Records of document pages and text
- - -

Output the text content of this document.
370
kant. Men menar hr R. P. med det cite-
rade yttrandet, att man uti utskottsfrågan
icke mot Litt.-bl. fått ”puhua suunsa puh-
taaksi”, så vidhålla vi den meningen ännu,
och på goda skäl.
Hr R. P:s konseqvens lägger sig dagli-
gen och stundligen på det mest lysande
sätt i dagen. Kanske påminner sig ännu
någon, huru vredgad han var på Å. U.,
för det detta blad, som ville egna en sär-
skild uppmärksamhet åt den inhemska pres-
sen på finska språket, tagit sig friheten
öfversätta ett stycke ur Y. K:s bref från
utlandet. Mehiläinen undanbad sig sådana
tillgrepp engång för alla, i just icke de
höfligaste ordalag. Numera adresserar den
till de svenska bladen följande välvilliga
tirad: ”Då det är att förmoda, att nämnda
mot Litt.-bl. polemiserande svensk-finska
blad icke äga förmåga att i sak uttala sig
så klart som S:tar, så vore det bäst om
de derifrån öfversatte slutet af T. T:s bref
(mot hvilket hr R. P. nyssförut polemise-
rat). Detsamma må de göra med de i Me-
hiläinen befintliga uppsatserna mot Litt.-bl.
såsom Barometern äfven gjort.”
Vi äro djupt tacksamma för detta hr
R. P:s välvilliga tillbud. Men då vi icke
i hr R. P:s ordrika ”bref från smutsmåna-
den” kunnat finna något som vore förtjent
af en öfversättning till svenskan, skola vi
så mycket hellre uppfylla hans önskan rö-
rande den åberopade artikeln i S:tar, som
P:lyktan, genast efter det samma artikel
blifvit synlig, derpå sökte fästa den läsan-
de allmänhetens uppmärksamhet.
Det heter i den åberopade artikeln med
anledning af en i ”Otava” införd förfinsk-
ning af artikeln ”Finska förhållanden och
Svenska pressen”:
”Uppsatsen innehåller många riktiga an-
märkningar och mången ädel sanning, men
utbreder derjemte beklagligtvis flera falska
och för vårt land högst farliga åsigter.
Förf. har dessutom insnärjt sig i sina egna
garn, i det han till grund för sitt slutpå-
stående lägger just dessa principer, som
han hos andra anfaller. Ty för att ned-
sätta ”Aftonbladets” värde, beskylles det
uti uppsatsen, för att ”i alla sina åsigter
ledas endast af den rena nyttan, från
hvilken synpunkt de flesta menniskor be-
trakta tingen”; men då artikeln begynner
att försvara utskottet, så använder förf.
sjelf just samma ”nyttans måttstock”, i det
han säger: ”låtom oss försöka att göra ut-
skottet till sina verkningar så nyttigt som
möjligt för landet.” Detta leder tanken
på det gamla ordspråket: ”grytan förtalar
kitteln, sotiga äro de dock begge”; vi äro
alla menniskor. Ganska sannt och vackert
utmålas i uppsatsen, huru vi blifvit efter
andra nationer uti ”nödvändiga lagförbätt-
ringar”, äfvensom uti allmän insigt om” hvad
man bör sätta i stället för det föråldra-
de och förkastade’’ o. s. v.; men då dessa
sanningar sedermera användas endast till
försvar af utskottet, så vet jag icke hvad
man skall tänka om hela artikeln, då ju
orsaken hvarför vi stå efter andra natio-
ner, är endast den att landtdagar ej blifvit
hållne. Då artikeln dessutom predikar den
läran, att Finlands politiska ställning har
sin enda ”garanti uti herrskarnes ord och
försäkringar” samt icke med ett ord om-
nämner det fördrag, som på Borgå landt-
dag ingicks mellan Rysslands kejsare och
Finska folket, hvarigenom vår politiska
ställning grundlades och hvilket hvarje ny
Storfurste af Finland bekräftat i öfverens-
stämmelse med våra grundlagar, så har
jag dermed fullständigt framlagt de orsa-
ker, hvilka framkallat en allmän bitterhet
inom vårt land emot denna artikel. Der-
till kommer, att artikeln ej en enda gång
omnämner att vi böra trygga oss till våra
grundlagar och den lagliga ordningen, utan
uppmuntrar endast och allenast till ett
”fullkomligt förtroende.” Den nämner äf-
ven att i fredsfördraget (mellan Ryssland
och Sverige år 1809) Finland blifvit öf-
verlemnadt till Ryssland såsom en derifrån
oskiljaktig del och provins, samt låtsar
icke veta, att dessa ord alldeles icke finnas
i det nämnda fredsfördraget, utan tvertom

- - -

* **Work to be completed**:
All the data above must be copied again. Leave nothing out.

* **Finished task**:
Output the text content of this document.
370
kant. Men menar hr R. P. med det cite-
rade yttrandet, att man uti utskottsfrågan
icke mot Litt.-bl. fått ”puhua suunsa puh-
taaksi”, så vidhålla vi den meningen ännu,
och på goda skäl.
Hr R. P:s konseqvens lägger sig dagli-
gen och stundligen på det mest lysande
sätt i dagen. Kanske påminner sig ännu
någon, huru vredgad han var på Å. U.,
för det detta blad, som ville egna en sär-
skild uppmärksamhet åt den inhemska pres-
sen på finska språket, tagit sig friheten
öfversätta ett stycke ur Y. K:s bref från
utlandet. Mehiläinen undanbad sig sådana
tillgrepp engång för alla, i just icke de
höfligaste ordalag. Numera adresserar den
till de svenska bladen följande välvilliga
tirad: ”Då det är att förmoda, att nämnda
mot Litt.-bl. polemiserande svensk-finska
blad icke äga förmåga att i sak uttala sig
så klart som S:tar, så vore det bäst om
de derifrån öfversatte slutet af T. T:s bref
(mot hvilket hr R. P. nyssförut polemise-
rat). Detsamma må de göra med de i Me-
hiläinen befintliga uppsatserna mot Litt.-bl.
såsom Barometern äfven gjort.”
Vi äro djupt tacksamma för detta hr
R. P:s välvilliga tillbud. Men då vi icke
i hr R. P:s ordrika ”bref från smutsmåna-
den” kunnat finna något som vore förtjent
af en öfversättning till svenskan, skola vi
så mycket hellre uppfylla hans önskan rö-
rande den åberopade artikeln i S:tar, som
P:lyktan, genast efter det samma artikel
blifvit synlig, derpå sökte fästa den läsan-
de allmänhetens uppmärksamhet.
Det heter i den åberopade artikeln med
anledning af en i ”Otava” införd förfinsk-
ning af artikeln ”Finska förhållanden och
Svenska pressen”:
”Uppsatsen innehåller många riktiga an-
märkningar och mången ädel sanning, men
utbreder derjemte beklagligtvis flera falska
och för vårt land högst farliga åsigter.
Förf. har dessutom insnärjt sig i sina egna
garn, i det han till grund för sitt slutpå-
stående lägger just dessa principer, som
han hos andra anfaller. Ty för att ned-
sätta ”Aftonbladets” värde, beskylles det
uti uppsatsen, för att ”i alla sina åsigter
ledas endast af den rena nyttan, från
hvilken synpunkt de flesta menniskor be-
trakta tingen”; men då artikeln begynner
att försvara utskottet, så använder förf.
sjelf just samma ”nyttans måttstock”, i det
han säger: ”låtom oss försöka att göra ut-
skottet till sina verkningar så nyttigt som
möjligt för landet.” Detta leder tanken
på det gamla ordspråket: ”grytan förtalar
kitteln, sotiga äro de dock begge”; vi äro
alla menniskor. Ganska sannt och vackert
utmålas i uppsatsen, huru vi blifvit efter
andra nationer uti ”nödvändiga lagförbätt-
ringar”, äfvensom uti allmän insigt om” hvad
man bör sätta i stället för det föråldra-
de och förkastade’’ o. s. v.; men då dessa
sanningar sedermera användas endast till
försvar af utskottet, så vet jag icke hvad
man skall tänka om hela artikeln, då ju
orsaken hvarför vi stå efter andra natio-
ner, är endast den att landtdagar ej blifvit
hållne. Då artikeln dessutom predikar den
läran, att Finlands politiska ställning har
sin enda ”garanti uti herrskarnes ord och
försäkringar” samt icke med ett ord om-
nämner det fördrag, som på Borgå landt-
dag ingicks mellan Rysslands kejsare och
Finska folket, hvarigenom vår politiska
ställning grundlades och hvilket hvarje ny
Storfurste af Finland bekräftat i öfverens-
stämmelse med våra grundlagar, så har
jag dermed fullständigt framlagt de orsa-
ker, hvilka framkallat en allmän bitterhet
inom vårt land emot denna artikel. Der-
till kommer, att artikeln ej en enda gång
omnämner att vi böra trygga oss till våra
grundlagar och den lagliga ordningen, utan
uppmuntrar endast och allenast till ett
”fullkomligt förtroende.” Den nämner äf-
ven att i fredsfördraget (mellan Ryssland
och Sverige år 1809) Finland blifvit öf-
verlemnadt till Ryssland såsom en derifrån
oskiljaktig del och provins, samt låtsar
icke veta, att dessa ord alldeles icke finnas
i det nämnda fredsfördraget, utan tvertom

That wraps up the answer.